» Text to read
## start

It's very hard to recommend that students and colleagues grow invested in toolchains involving proprietary software that they may not reliably be able to afford/activate/use in the future, particularly when some students may end up working in developing nations.
Here's hoping that someday, Octave does to MATLAB what R has done to SPSS and SAS. MATLAB is a dinosaur deeply begging for an asteroid.
But all this niceness means really that the software is more in the realm of spreadsheets than standard programming languages. Maintenance is guaranteed to be a nightmare and conversion to an actual programming language similarly.
The problem is that there can't be any small way to get off the beast. Because Matlab isn't a language but a rag-bag of features, nothing can be compatible with it. Indeed, you could be 100% compatible today and wake up incompatible tomorrow. It's position is like that of the monster desktop applications like Excel, Adobe Creative Suit and other nightmare abominations.
"You may think you're being productive but really, you are just feeling a rush from the grade cocaine of technical dept"
Matlab integrates with SVN or GIT, you have got the functionality for unit-testing, proper debugging and profiling and namespaces through packages. OOP works also well although you will pay for it in performance. Additionally, you can easily use Java packages and interface with .NET and COM.
Compared to how R is used here, the whole Matlab environment feels much more complete and solid prototyping is certainly an advantage. Nevertheless, we feel the pain when it comes to datasets of 10-100 GB for which we don't want to set up a database. We haven't bought the Parallel toolbox and without this, processing is just very slow. Here R shines with e.g. data.table.
If I would rewrite the applications, I would however not do it in Matlab, because the audience of people looking at the code is more familiar with open source alternatives.
MATLAB is a tool for research, not engineering. In research, you check hypotheses; you write a lot of throwaway code. The 0.1% of validated models that end up in production can be rewritten in other languages, but nothing replaces the fast turnaround time of MATLAB. Or similarly organized R Studio.
They've been conducting several outreach programs to move academics and students off expensive and proprietary (and therefore often pirated) software to free alternatives (mostly around the Python ecosystem).
The project is quite successful from what I know.
The future is here. As a research student in a developed nation, it's very annoying to deal with MATLAB projects. Our lab has a fairly strict no-new-code-written-in-MATLAB policy. Getting a personal licence is fairly straightforward as a student (for now), but running it on a cluster, or anything beyond my personal computer is very annoying.

## end

» Tasks
(a) How would you render this sentence from the thread on MATLAB in Spanish: "The project is quite successful from what I know."
(b) Can you write the next part of the thread on MATLAB, starting right after its last sentence?
The lines that come next are separate material, unrelated to the thread on MATLAB.

» Provided data
## start

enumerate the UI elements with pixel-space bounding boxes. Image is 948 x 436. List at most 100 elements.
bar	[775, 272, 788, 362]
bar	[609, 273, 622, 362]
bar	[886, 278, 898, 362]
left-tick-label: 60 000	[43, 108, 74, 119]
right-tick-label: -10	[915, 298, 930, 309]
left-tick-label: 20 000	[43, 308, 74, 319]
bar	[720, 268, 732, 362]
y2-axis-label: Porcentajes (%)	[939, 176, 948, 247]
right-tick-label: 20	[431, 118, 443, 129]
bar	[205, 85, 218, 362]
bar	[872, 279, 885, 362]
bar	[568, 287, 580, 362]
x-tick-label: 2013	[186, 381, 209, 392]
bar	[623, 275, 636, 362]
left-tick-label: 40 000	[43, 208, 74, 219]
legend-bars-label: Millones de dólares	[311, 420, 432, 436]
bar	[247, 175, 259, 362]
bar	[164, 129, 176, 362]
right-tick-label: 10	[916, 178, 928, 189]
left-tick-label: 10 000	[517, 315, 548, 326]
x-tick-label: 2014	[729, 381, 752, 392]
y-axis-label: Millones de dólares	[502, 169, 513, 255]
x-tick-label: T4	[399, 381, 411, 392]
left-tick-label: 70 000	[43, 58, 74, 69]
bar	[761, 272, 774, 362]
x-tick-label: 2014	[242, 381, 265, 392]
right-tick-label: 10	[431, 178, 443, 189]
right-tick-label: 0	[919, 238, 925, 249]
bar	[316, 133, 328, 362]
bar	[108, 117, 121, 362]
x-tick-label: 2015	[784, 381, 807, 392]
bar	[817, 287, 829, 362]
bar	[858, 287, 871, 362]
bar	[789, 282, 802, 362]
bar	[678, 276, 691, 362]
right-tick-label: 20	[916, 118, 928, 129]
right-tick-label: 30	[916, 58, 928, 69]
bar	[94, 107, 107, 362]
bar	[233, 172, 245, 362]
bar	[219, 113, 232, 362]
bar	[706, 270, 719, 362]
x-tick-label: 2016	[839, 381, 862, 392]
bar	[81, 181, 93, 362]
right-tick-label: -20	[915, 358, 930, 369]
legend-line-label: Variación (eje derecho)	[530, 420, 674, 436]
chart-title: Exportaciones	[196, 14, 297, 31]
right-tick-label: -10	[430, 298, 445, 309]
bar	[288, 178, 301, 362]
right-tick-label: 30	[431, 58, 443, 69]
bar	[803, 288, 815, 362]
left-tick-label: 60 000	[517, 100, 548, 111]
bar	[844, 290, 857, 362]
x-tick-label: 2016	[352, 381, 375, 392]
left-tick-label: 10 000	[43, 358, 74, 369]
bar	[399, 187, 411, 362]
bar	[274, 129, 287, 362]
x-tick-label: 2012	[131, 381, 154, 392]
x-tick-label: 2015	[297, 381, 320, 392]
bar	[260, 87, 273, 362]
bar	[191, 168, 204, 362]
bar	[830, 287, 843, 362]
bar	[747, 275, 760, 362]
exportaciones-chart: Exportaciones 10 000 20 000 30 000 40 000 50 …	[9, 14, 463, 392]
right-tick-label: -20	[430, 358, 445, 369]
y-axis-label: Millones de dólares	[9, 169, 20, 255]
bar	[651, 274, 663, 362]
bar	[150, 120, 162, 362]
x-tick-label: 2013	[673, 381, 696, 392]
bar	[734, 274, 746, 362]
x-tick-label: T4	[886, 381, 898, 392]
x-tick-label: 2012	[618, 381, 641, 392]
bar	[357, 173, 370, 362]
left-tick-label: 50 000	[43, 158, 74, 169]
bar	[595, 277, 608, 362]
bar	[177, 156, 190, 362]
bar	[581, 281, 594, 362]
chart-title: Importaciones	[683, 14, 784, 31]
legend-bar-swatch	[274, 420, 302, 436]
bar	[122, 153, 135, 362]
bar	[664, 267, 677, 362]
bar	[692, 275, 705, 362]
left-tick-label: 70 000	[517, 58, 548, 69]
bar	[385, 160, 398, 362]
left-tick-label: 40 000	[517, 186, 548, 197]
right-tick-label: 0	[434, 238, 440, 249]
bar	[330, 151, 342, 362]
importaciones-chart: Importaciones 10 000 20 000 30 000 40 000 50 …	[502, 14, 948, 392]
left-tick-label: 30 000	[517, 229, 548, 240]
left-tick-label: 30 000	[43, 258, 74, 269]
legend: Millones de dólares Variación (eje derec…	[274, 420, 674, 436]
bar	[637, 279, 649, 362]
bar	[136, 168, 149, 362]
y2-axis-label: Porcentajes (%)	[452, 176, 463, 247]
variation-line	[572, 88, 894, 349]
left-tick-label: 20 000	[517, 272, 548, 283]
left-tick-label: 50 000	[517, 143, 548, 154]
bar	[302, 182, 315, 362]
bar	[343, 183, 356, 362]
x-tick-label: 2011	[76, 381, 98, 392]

## end

» Answers per task
(a) El proyecto tiene bastante éxito, por lo que sé.

(b)
And cluster computing in MATLAB, I agree, is just that: a cluster.
Additionally I've not found a plotting solution that is as robust and fast as MATLAB.
MATLAB seems to me to be one of those commercial programs that has no good FOSS alternatives. Maybe it's just too niche, like CAD and EDA.
Huh? This has definitely not been my experience -- most of the things I've ported over seem to run about twice as fast in Julia as in the original vectorized Matlab (and probably more like 10x faster than naive non-vectorized Matlab)..
With that being said, there are a lot of Julia posts on the subreddit or stack overflow that go like "Why is this Julia code 10x slower than my Python code"? One issue is that getting good performance out of Julia isn't always obvious without a pretty good understanding of how it works. Thankfully, people are willing to help you tweak your code to make it much faster.
Overall I'm excited for Julia, but have a lot to learn. As far as Octave/Scilab type applications go, I find them useful for small systems where I need to make sure the math of what I'm doing is correct before writing it in something like Julia or Python + Numpy. Excel is also surprisingly good for the really simple stuff (Ex: inverting a small matrix and doing some matrix multiplications).
A few years ago I think there were some performance regressions in Julia relative to JIT'd Python (which, using LLVM like Julia, is way faster than normal Python). This seems to be mostly fixed now.
In the example above, the OP was getting 2ms in Numba vs 8ms in Julia three years ago, and recommendations from Julia folks were able to get the latter down to parity with an equivalent algorithm or 386us with an improved algorithm.
On my laptop today, I seem to get 2.0ms in Numba, 2.7ms with Julia 1.0, and 80us using the improved algorithm in Julia 1.0 (and, just to drive home the importance of compilation, 780ms in Python without Numba).
Starting all of Matlab never took that long.
Anything involving matrix computation is great to do in python because of existing libraries (numpy). I think most people who are actually writing code (i.e. grad students) don't mind the syntax because they learned it in school starting in undergrad.
Octave's main appeal to me (and most people I work with) is being able to run existing MATLAB code. However, making it work for nontrivial MATLAB projects, is, well, nontrivial. It's also very slow.
Julia is the language I'm most excited about. It's fast  even though it has a slow startup time, and that's improving quickly. It's got a nice grammar-of-graphics-based plotting library  that's quickly catching up to R's ggplot2. I think it has potential to be the language of choice for non-neural-network stats/ML (that's python for the foreseeable future). I like the syntax a lot, too. The data types take some getting used to, not unlike R. I also think if Julia moves away from JIT compilation, it has potential to be the language of choice for deployed NN models (right now, that's C++).
As for plotting, R's ggplot2 beats MATLAB any day of the week for me. To each his own.
I think it will overtake python for NNet stuff also: https://julialang.org/blog/2018/12/ml-language-compiler
It won’t because all those new algorithms aren’t written in Octave (for the most part), but MATLAB (or Python or Julia).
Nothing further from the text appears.